◆ **EXERCISE**
The listing below should be written out exactly; please include all of it.

◆ **DATA ROWS**
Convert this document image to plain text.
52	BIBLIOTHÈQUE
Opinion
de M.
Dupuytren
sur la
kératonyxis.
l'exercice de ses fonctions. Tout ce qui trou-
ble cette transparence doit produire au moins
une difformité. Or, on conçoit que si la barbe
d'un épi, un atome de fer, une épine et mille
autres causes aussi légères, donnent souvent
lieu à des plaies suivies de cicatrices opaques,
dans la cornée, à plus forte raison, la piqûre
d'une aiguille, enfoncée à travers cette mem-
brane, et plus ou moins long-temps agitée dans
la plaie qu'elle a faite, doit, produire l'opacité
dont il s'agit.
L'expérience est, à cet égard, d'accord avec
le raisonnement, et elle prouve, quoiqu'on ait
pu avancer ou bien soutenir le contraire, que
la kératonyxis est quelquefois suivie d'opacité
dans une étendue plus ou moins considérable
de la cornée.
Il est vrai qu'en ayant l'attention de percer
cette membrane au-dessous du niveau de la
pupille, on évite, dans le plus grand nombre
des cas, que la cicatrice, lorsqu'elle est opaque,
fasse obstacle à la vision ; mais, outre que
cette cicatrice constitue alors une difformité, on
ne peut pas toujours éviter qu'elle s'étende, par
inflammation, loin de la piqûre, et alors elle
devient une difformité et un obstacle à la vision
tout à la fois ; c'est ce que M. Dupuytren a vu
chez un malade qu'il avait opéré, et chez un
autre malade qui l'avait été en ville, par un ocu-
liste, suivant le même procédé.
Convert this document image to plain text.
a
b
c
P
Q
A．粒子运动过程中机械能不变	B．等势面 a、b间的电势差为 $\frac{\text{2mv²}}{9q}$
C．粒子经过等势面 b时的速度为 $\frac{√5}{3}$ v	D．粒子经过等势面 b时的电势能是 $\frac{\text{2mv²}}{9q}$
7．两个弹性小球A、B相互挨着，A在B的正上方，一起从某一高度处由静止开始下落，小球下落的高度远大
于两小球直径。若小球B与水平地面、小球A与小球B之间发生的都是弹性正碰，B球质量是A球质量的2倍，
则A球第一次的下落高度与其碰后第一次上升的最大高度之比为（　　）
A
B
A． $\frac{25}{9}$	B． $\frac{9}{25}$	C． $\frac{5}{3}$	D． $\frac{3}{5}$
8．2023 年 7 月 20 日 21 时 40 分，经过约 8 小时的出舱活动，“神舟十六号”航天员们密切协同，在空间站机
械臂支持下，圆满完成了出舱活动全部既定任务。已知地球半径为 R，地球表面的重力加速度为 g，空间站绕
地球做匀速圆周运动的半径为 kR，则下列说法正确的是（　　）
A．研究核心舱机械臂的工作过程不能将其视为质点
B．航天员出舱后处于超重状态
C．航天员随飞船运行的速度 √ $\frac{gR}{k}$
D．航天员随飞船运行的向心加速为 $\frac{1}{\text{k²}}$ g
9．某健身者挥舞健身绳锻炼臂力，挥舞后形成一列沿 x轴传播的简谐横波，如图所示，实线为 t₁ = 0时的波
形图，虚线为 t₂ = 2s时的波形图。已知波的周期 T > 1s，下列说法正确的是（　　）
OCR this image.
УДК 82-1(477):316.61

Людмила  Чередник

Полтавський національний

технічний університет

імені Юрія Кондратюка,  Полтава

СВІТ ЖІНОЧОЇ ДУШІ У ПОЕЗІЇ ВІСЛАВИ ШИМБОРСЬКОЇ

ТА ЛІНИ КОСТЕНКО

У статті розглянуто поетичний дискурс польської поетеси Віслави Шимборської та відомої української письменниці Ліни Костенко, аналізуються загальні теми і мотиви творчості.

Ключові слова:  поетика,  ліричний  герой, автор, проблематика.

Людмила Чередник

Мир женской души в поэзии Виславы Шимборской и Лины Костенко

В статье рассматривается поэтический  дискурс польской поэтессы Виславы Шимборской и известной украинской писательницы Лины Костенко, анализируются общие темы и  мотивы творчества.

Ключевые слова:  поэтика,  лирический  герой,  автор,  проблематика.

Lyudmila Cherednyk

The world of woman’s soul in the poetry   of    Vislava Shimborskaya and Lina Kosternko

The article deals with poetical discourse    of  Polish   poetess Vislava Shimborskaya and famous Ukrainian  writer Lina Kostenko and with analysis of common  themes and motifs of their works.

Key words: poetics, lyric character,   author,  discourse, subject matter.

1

◆ **RESULT**
Convert this document image to plain text.
52	BIBLIOTHÈQUE
Opinion
de M.
Dupuytren
sur la
kératonyxis.
l'exercice de ses fonctions. Tout ce qui trou-
ble cette transparence doit produire au moins
une difformité. Or, on conçoit que si la barbe
d'un épi, un atome de fer, une épine et mille
autres causes aussi légères, donnent souvent
lieu à des plaies suivies de cicatrices opaques,
dans la cornée, à plus forte raison, la piqûre
d'une aiguille, enfoncée à travers cette mem-
brane, et plus ou moins long-temps agitée dans
la plaie qu'elle a faite, doit, produire l'opacité
dont il s'agit.
L'expérience est, à cet égard, d'accord avec
le raisonnement, et elle prouve, quoiqu'on ait
pu avancer ou bien soutenir le contraire, que
la kératonyxis est quelquefois suivie d'opacité
dans une étendue plus ou moins considérable
de la cornée.
Il est vrai qu'en ayant l'attention de percer
cette membrane au-dessous du niveau de la
pupille, on évite, dans le plus grand nombre
des cas, que la cicatrice, lorsqu'elle est opaque,
fasse obstacle à la vision ; mais, outre que
cette cicatrice constitue alors une difformité, on
ne peut pas toujours éviter qu'elle s'étende, par
inflammation, loin de la piqûre, et alors elle
devient une difformité et un obstacle à la vision
tout à la fois ; c'est ce que M. Dupuytren a vu
chez un malade qu'il avait opéré, et chez un
autre malade qui l'avait été en ville, par un ocu-
liste, suivant le même procédé.
Convert this document image to plain text.
a
b
c
P
Q
A．粒子运动过程中机械能不变	B．等势面 a、b间的电势差为 $\frac{\text{2mv²}}{9q}$
C．粒子经过等势面 b时的速度为 $\frac{√5}{3}$ v	D．粒子经过等势面 b时的电势能是 $\frac{\text{2mv²}}{9q}$
7．两个弹性小球A、B相互挨着，A在B的正上方，一起从某一高度处由静止开始下落，小球下落的高度远大
于两小球直径。若小球B与水平地面、小球A与小球B之间发生的都是弹性正碰，B球质量是A球质量的2倍，
则A球第一次的下落高度与其碰后第一次上升的最大高度之比为（　　）
A
B
A． $\frac{25}{9}$	B． $\frac{9}{25}$	C． $\frac{5}{3}$	D． $\frac{3}{5}$
8．2023 年 7 月 20 日 21 时 40 分，经过约 8 小时的出舱活动，“神舟十六号”航天员们密切协同，在空间站机
械臂支持下，圆满完成了出舱活动全部既定任务。已知地球半径为 R，地球表面的重力加速度为 g，空间站绕
地球做匀速圆周运动的半径为 kR，则下列说法正确的是（　　）
A．研究核心舱机械臂的工作过程不能将其视为质点
B．航天员出舱后处于超重状态
C．航天员随飞船运行的速度 √ $\frac{gR}{k}$
D．航天员随飞船运行的向心加速为 $\frac{1}{\text{k²}}$ g
9．某健身者挥舞健身绳锻炼臂力，挥舞后形成一列沿 x轴传播的简谐横波，如图所示，实线为 t₁ = 0时的波
形图，虚线为 t₂ = 2s时的波形图。已知波的周期 T > 1s，下列说法正确的是（　　）
OCR this image.
УДК 82-1(477):316.61

Людмила  Чередник

Полтавський національний

технічний університет

імені Юрія Кондратюка,  Полтава

СВІТ ЖІНОЧОЇ ДУШІ У ПОЕЗІЇ ВІСЛАВИ ШИМБОРСЬКОЇ

ТА ЛІНИ КОСТЕНКО

У статті розглянуто поетичний дискурс польської поетеси Віслави Шимборської та відомої української письменниці Ліни Костенко, аналізуються загальні теми і мотиви творчості.

Ключові слова:  поетика,  ліричний  герой, автор, проблематика.

Людмила Чередник

Мир женской души в поэзии Виславы Шимборской и Лины Костенко

В статье рассматривается поэтический  дискурс польской поэтессы Виславы Шимборской и известной украинской писательницы Лины Костенко, анализируются общие темы и  мотивы творчества.

Ключевые слова:  поэтика,  лирический  герой,  автор,  проблематика.

Lyudmila Cherednyk

The world of woman’s soul in the poetry   of    Vislava Shimborskaya and Lina Kosternko

The article deals with poetical discourse    of  Polish   poetess Vislava Shimborskaya and famous Ukrainian  writer Lina Kostenko and with analysis of common  themes and motifs of their works.

Key words: poetics, lyric character,   author,  discourse, subject matter.

1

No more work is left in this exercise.